[start of DATASET CONTENT]
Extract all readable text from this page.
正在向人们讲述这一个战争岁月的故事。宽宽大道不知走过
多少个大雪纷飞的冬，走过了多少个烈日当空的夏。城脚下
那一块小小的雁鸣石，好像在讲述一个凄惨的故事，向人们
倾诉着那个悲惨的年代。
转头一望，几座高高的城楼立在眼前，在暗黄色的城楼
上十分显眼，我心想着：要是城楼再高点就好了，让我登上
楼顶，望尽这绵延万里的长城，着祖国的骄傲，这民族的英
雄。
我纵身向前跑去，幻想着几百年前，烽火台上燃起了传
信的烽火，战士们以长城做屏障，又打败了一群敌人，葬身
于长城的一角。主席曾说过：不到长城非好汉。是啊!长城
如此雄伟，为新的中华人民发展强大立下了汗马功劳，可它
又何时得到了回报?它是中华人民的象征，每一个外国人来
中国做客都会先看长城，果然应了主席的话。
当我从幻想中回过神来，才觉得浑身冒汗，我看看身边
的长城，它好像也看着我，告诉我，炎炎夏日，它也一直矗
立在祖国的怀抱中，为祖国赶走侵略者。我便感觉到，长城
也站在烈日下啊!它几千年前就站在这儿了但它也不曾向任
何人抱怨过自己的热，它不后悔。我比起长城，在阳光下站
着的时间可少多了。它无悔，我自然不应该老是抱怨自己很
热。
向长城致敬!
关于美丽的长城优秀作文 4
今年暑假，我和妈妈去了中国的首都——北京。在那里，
[end of DATASET CONTENT]
# [WHAT YOU ARE ASKED TO DO]
Write out all the lines again, exactly as they are.

# [TASK ANSWER]
Extract all readable text from this page.
正在向人们讲述这一个战争岁月的故事。宽宽大道不知走过
多少个大雪纷飞的冬，走过了多少个烈日当空的夏。城脚下
那一块小小的雁鸣石，好像在讲述一个凄惨的故事，向人们
倾诉着那个悲惨的年代。
转头一望，几座高高的城楼立在眼前，在暗黄色的城楼
上十分显眼，我心想着：要是城楼再高点就好了，让我登上
楼顶，望尽这绵延万里的长城，着祖国的骄傲，这民族的英
雄。
我纵身向前跑去，幻想着几百年前，烽火台上燃起了传
信的烽火，战士们以长城做屏障，又打败了一群敌人，葬身
于长城的一角。主席曾说过：不到长城非好汉。是啊!长城
如此雄伟，为新的中华人民发展强大立下了汗马功劳，可它
又何时得到了回报?它是中华人民的象征，每一个外国人来
中国做客都会先看长城，果然应了主席的话。
当我从幻想中回过神来，才觉得浑身冒汗，我看看身边
的长城，它好像也看着我，告诉我，炎炎夏日，它也一直矗
立在祖国的怀抱中，为祖国赶走侵略者。我便感觉到，长城
也站在烈日下啊!它几千年前就站在这儿了但它也不曾向任
何人抱怨过自己的热，它不后悔。我比起长城，在阳光下站
着的时间可少多了。它无悔，我自然不应该老是抱怨自己很
热。
向长城致敬!
关于美丽的长城优秀作文 4
今年暑假，我和妈妈去了中国的首都——北京。在那里，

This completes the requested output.